***** Exercise materials
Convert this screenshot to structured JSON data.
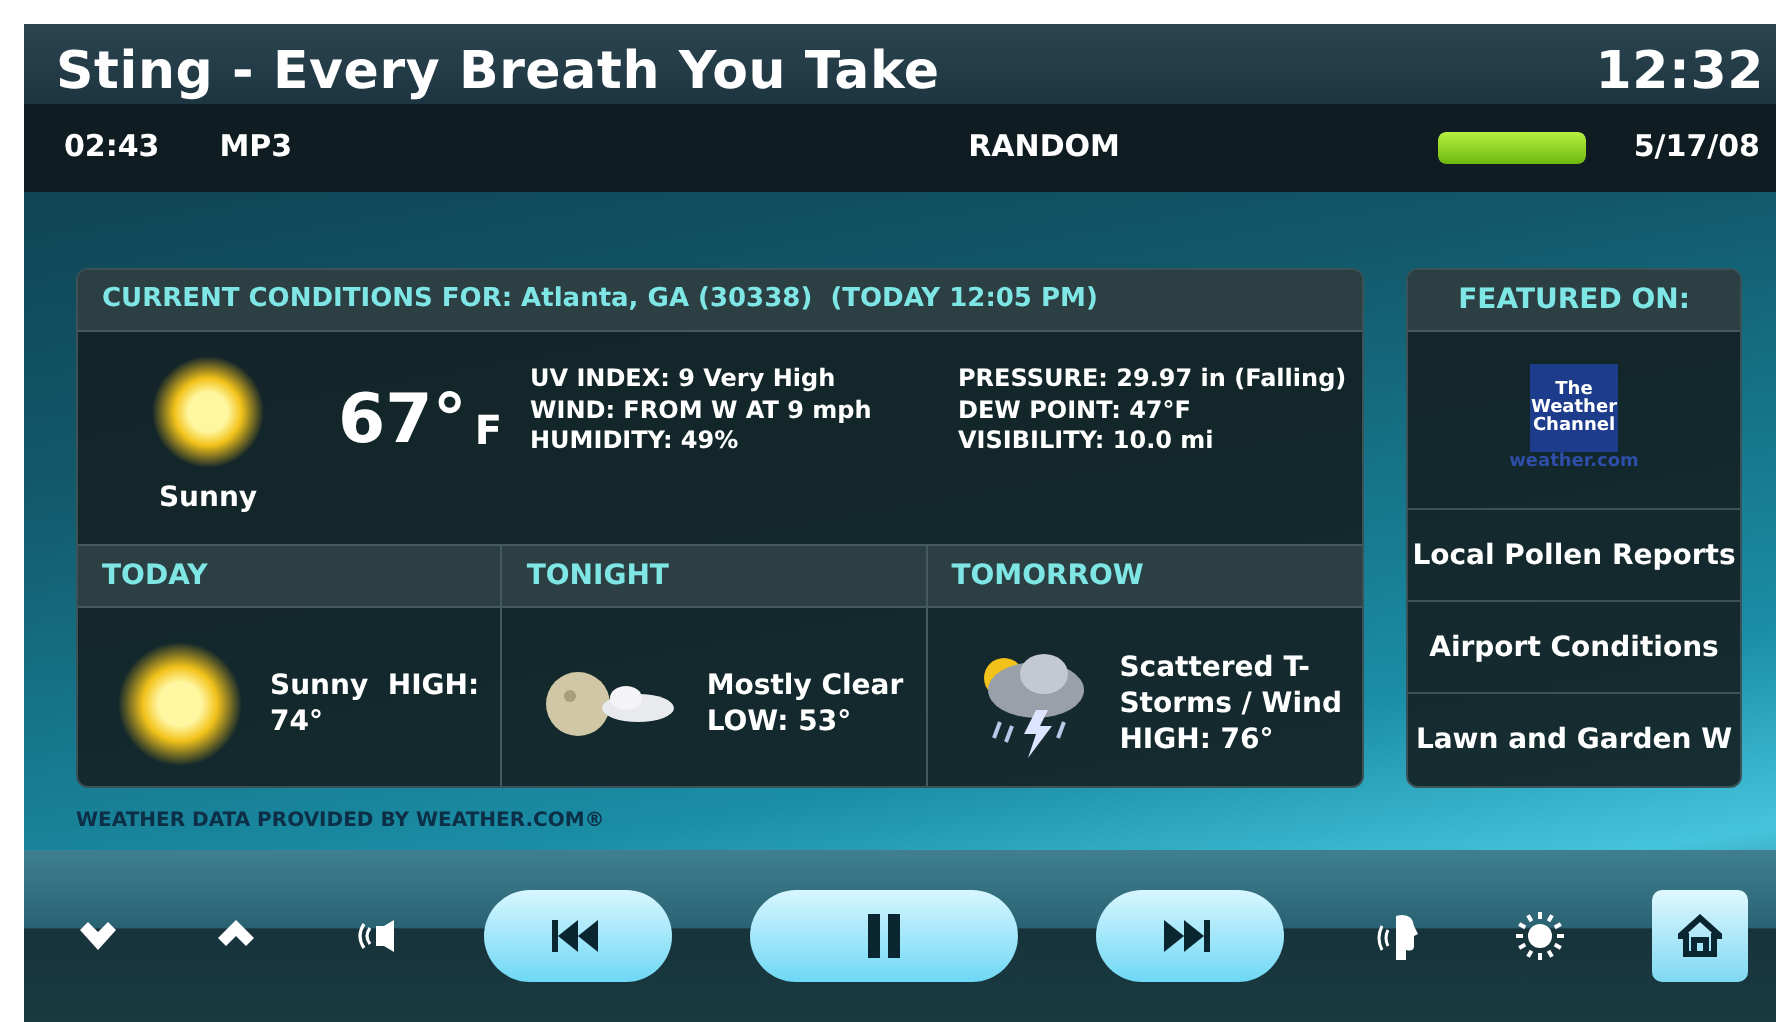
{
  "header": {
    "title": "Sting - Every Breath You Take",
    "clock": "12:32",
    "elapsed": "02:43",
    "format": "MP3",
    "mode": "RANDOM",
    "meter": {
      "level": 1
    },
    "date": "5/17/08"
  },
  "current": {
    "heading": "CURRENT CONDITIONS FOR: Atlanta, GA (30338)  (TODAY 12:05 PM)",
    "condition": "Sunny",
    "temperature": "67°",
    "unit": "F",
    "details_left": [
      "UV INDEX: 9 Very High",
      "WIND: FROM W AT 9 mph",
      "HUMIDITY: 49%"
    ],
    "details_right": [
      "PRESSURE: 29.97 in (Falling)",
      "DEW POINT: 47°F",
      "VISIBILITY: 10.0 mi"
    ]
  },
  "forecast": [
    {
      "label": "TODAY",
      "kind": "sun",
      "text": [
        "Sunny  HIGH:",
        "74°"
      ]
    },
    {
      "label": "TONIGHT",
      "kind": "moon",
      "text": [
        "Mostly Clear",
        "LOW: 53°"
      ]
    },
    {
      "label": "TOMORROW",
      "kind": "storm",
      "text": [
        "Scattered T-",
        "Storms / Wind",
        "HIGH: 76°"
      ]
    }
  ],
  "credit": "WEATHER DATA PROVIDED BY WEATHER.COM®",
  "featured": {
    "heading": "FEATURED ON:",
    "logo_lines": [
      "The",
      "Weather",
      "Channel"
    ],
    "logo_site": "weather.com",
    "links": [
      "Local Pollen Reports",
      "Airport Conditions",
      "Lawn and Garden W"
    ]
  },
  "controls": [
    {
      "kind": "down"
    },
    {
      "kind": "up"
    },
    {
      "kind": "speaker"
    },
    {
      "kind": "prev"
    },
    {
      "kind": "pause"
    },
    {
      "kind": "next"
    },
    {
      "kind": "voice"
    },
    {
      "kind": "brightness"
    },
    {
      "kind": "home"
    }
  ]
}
**********
Output every entry verbatim. Pictures do not belong in the copy.

Convert this screenshot to structured JSON data.
{
  "header": {
    "title": "Sting - Every Breath You Take",
    "clock": "12:32",
    "elapsed": "02:43",
    "format": "MP3",
    "mode": "RANDOM",
    "meter": {
      "level": 1
    },
    "date": "5/17/08"
  },
  "current": {
    "heading": "CURRENT CONDITIONS FOR: Atlanta, GA (30338)  (TODAY 12:05 PM)",
    "condition": "Sunny",
    "temperature": "67°",
    "unit": "F",
    "details_left": [
      "UV INDEX: 9 Very High",
      "WIND: FROM W AT 9 mph",
      "HUMIDITY: 49%"
    ],
    "details_right": [
      "PRESSURE: 29.97 in (Falling)",
      "DEW POINT: 47°F",
      "VISIBILITY: 10.0 mi"
    ]
  },
  "forecast": [
    {
      "label": "TODAY",
      "kind": "sun",
      "text": [
        "Sunny  HIGH:",
        "74°"
      ]
    },
    {
      "label": "TONIGHT",
      "kind": "moon",
      "text": [
        "Mostly Clear",
        "LOW: 53°"
      ]
    },
    {
      "label": "TOMORROW",
      "kind": "storm",
      "text": [
        "Scattered T-",
        "Storms / Wind",
        "HIGH: 76°"
      ]
    }
  ],
  "credit": "WEATHER DATA PROVIDED BY WEATHER.COM®",
  "featured": {
    "heading": "FEATURED ON:",
    "logo_lines": [
      "The",
      "Weather",
      "Channel"
    ],
    "logo_site": "weather.com",
    "links": [
      "Local Pollen Reports",
      "Airport Conditions",
      "Lawn and Garden W"
    ]
  },
  "controls": [
    {
      "kind": "down"
    },
    {
      "kind": "up"
    },
    {
      "kind": "speaker"
    },
    {
      "kind": "prev"
    },
    {
      "kind": "pause"
    },
    {
      "kind": "next"
    },
    {
      "kind": "voice"
    },
    {
      "kind": "brightness"
    },
    {
      "kind": "home"
    }
  ]
}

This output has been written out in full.